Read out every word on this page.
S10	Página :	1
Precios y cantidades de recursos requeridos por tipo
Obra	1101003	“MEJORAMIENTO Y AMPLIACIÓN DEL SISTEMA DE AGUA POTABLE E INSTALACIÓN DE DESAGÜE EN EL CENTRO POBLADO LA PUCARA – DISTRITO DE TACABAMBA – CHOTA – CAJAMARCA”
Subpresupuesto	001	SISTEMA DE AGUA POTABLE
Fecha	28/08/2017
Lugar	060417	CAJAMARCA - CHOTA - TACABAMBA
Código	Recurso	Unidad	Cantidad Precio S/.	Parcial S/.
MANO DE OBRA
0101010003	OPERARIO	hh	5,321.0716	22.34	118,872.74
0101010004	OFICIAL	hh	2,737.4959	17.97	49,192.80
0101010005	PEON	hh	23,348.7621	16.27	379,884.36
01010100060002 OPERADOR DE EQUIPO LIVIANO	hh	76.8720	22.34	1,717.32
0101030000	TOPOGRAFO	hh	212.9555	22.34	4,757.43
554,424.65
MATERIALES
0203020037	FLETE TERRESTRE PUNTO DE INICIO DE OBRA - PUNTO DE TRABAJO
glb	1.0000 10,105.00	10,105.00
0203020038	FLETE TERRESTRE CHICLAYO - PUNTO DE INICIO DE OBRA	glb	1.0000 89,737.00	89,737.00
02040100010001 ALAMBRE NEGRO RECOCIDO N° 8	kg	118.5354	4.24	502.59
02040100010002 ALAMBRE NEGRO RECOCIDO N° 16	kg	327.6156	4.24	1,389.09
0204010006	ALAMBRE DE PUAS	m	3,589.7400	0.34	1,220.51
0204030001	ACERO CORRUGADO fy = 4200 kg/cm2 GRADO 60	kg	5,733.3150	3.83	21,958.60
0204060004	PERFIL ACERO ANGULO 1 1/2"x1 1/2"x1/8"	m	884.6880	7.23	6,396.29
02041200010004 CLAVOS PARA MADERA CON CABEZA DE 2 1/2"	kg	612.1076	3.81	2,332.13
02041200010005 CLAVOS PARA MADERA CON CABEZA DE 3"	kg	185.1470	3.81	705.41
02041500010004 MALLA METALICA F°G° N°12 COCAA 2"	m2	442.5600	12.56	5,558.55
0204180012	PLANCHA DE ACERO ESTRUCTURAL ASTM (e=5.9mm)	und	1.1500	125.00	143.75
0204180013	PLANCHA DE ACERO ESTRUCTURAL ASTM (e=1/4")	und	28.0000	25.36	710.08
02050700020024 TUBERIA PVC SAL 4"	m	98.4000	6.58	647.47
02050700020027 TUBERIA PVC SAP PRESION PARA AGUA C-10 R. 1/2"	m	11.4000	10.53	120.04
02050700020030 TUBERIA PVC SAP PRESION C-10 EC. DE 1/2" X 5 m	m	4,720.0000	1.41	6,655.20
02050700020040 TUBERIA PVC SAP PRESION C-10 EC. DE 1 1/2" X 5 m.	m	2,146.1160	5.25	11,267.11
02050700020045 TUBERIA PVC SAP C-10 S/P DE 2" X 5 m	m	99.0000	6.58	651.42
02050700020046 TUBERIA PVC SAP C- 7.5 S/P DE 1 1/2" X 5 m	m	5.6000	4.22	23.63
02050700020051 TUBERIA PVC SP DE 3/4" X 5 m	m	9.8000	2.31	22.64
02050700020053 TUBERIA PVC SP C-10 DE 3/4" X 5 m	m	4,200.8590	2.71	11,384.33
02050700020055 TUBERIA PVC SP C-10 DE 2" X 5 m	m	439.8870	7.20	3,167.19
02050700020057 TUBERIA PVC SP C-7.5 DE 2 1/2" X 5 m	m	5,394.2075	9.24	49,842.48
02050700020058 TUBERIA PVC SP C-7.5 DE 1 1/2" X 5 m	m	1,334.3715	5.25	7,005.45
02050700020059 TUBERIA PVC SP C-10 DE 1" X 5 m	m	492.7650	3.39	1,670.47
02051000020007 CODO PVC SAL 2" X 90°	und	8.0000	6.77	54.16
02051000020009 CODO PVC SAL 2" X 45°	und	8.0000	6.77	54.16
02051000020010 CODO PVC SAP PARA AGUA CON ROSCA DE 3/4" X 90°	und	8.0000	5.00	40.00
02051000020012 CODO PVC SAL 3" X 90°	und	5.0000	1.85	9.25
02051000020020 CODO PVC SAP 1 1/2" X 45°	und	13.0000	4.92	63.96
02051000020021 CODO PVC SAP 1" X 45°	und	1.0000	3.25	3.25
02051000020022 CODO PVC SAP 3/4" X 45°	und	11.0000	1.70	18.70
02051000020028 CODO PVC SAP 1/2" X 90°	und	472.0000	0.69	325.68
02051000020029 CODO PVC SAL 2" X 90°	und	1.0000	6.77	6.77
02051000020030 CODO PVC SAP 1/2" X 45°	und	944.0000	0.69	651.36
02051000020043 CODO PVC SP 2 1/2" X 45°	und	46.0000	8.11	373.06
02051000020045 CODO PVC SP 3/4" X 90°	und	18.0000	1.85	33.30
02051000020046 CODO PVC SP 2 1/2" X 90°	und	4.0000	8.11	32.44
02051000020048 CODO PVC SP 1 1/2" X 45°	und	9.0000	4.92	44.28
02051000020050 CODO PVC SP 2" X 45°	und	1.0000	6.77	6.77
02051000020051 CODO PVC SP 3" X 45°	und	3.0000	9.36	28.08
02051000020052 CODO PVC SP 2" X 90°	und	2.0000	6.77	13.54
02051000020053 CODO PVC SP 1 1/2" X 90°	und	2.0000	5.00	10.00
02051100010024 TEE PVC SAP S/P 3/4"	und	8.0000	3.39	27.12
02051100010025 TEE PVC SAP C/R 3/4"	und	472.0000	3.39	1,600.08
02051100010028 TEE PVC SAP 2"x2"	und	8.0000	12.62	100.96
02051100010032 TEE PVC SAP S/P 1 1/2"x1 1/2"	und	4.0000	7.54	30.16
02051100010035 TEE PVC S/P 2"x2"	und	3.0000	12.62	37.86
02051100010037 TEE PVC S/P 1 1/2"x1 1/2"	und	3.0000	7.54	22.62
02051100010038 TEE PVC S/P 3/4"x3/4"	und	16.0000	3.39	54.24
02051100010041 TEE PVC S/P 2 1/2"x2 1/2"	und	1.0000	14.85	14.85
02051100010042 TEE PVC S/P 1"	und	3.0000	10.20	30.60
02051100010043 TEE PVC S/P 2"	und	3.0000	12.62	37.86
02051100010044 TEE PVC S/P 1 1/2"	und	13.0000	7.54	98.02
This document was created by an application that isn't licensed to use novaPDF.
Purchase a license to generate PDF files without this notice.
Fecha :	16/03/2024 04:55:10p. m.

━━━━━━━━━━

Repeat the data above, word for word.

* [Expected answer]:
Read out every word on this page.
S10	Página :	1
Precios y cantidades de recursos requeridos por tipo
Obra	1101003	“MEJORAMIENTO Y AMPLIACIÓN DEL SISTEMA DE AGUA POTABLE E INSTALACIÓN DE DESAGÜE EN EL CENTRO POBLADO LA PUCARA – DISTRITO DE TACABAMBA – CHOTA – CAJAMARCA”
Subpresupuesto	001	SISTEMA DE AGUA POTABLE
Fecha	28/08/2017
Lugar	060417	CAJAMARCA - CHOTA - TACABAMBA
Código	Recurso	Unidad	Cantidad Precio S/.	Parcial S/.
MANO DE OBRA
0101010003	OPERARIO	hh	5,321.0716	22.34	118,872.74
0101010004	OFICIAL	hh	2,737.4959	17.97	49,192.80
0101010005	PEON	hh	23,348.7621	16.27	379,884.36
01010100060002 OPERADOR DE EQUIPO LIVIANO	hh	76.8720	22.34	1,717.32
0101030000	TOPOGRAFO	hh	212.9555	22.34	4,757.43
554,424.65
MATERIALES
0203020037	FLETE TERRESTRE PUNTO DE INICIO DE OBRA - PUNTO DE TRABAJO
glb	1.0000 10,105.00	10,105.00
0203020038	FLETE TERRESTRE CHICLAYO - PUNTO DE INICIO DE OBRA	glb	1.0000 89,737.00	89,737.00
02040100010001 ALAMBRE NEGRO RECOCIDO N° 8	kg	118.5354	4.24	502.59
02040100010002 ALAMBRE NEGRO RECOCIDO N° 16	kg	327.6156	4.24	1,389.09
0204010006	ALAMBRE DE PUAS	m	3,589.7400	0.34	1,220.51
0204030001	ACERO CORRUGADO fy = 4200 kg/cm2 GRADO 60	kg	5,733.3150	3.83	21,958.60
0204060004	PERFIL ACERO ANGULO 1 1/2"x1 1/2"x1/8"	m	884.6880	7.23	6,396.29
02041200010004 CLAVOS PARA MADERA CON CABEZA DE 2 1/2"	kg	612.1076	3.81	2,332.13
02041200010005 CLAVOS PARA MADERA CON CABEZA DE 3"	kg	185.1470	3.81	705.41
02041500010004 MALLA METALICA F°G° N°12 COCAA 2"	m2	442.5600	12.56	5,558.55
0204180012	PLANCHA DE ACERO ESTRUCTURAL ASTM (e=5.9mm)	und	1.1500	125.00	143.75
0204180013	PLANCHA DE ACERO ESTRUCTURAL ASTM (e=1/4")	und	28.0000	25.36	710.08
02050700020024 TUBERIA PVC SAL 4"	m	98.4000	6.58	647.47
02050700020027 TUBERIA PVC SAP PRESION PARA AGUA C-10 R. 1/2"	m	11.4000	10.53	120.04
02050700020030 TUBERIA PVC SAP PRESION C-10 EC. DE 1/2" X 5 m	m	4,720.0000	1.41	6,655.20
02050700020040 TUBERIA PVC SAP PRESION C-10 EC. DE 1 1/2" X 5 m.	m	2,146.1160	5.25	11,267.11
02050700020045 TUBERIA PVC SAP C-10 S/P DE 2" X 5 m	m	99.0000	6.58	651.42
02050700020046 TUBERIA PVC SAP C- 7.5 S/P DE 1 1/2" X 5 m	m	5.6000	4.22	23.63
02050700020051 TUBERIA PVC SP DE 3/4" X 5 m	m	9.8000	2.31	22.64
02050700020053 TUBERIA PVC SP C-10 DE 3/4" X 5 m	m	4,200.8590	2.71	11,384.33
02050700020055 TUBERIA PVC SP C-10 DE 2" X 5 m	m	439.8870	7.20	3,167.19
02050700020057 TUBERIA PVC SP C-7.5 DE 2 1/2" X 5 m	m	5,394.2075	9.24	49,842.48
02050700020058 TUBERIA PVC SP C-7.5 DE 1 1/2" X 5 m	m	1,334.3715	5.25	7,005.45
02050700020059 TUBERIA PVC SP C-10 DE 1" X 5 m	m	492.7650	3.39	1,670.47
02051000020007 CODO PVC SAL 2" X 90°	und	8.0000	6.77	54.16
02051000020009 CODO PVC SAL 2" X 45°	und	8.0000	6.77	54.16
02051000020010 CODO PVC SAP PARA AGUA CON ROSCA DE 3/4" X 90°	und	8.0000	5.00	40.00
02051000020012 CODO PVC SAL 3" X 90°	und	5.0000	1.85	9.25
02051000020020 CODO PVC SAP 1 1/2" X 45°	und	13.0000	4.92	63.96
02051000020021 CODO PVC SAP 1" X 45°	und	1.0000	3.25	3.25
02051000020022 CODO PVC SAP 3/4" X 45°	und	11.0000	1.70	18.70
02051000020028 CODO PVC SAP 1/2" X 90°	und	472.0000	0.69	325.68
02051000020029 CODO PVC SAL 2" X 90°	und	1.0000	6.77	6.77
02051000020030 CODO PVC SAP 1/2" X 45°	und	944.0000	0.69	651.36
02051000020043 CODO PVC SP 2 1/2" X 45°	und	46.0000	8.11	373.06
02051000020045 CODO PVC SP 3/4" X 90°	und	18.0000	1.85	33.30
02051000020046 CODO PVC SP 2 1/2" X 90°	und	4.0000	8.11	32.44
02051000020048 CODO PVC SP 1 1/2" X 45°	und	9.0000	4.92	44.28
02051000020050 CODO PVC SP 2" X 45°	und	1.0000	6.77	6.77
02051000020051 CODO PVC SP 3" X 45°	und	3.0000	9.36	28.08
02051000020052 CODO PVC SP 2" X 90°	und	2.0000	6.77	13.54
02051000020053 CODO PVC SP 1 1/2" X 90°	und	2.0000	5.00	10.00
02051100010024 TEE PVC SAP S/P 3/4"	und	8.0000	3.39	27.12
02051100010025 TEE PVC SAP C/R 3/4"	und	472.0000	3.39	1,600.08
02051100010028 TEE PVC SAP 2"x2"	und	8.0000	12.62	100.96
02051100010032 TEE PVC SAP S/P 1 1/2"x1 1/2"	und	4.0000	7.54	30.16
02051100010035 TEE PVC S/P 2"x2"	und	3.0000	12.62	37.86
02051100010037 TEE PVC S/P 1 1/2"x1 1/2"	und	3.0000	7.54	22.62
02051100010038 TEE PVC S/P 3/4"x3/4"	und	16.0000	3.39	54.24
02051100010041 TEE PVC S/P 2 1/2"x2 1/2"	und	1.0000	14.85	14.85
02051100010042 TEE PVC S/P 1"	und	3.0000	10.20	30.60
02051100010043 TEE PVC S/P 2"	und	3.0000	12.62	37.86
02051100010044 TEE PVC S/P 1 1/2"	und	13.0000	7.54	98.02
This document was created by an application that isn't licensed to use novaPDF.
Purchase a license to generate PDF files without this notice.
Fecha :	16/03/2024 04:55:10p. m.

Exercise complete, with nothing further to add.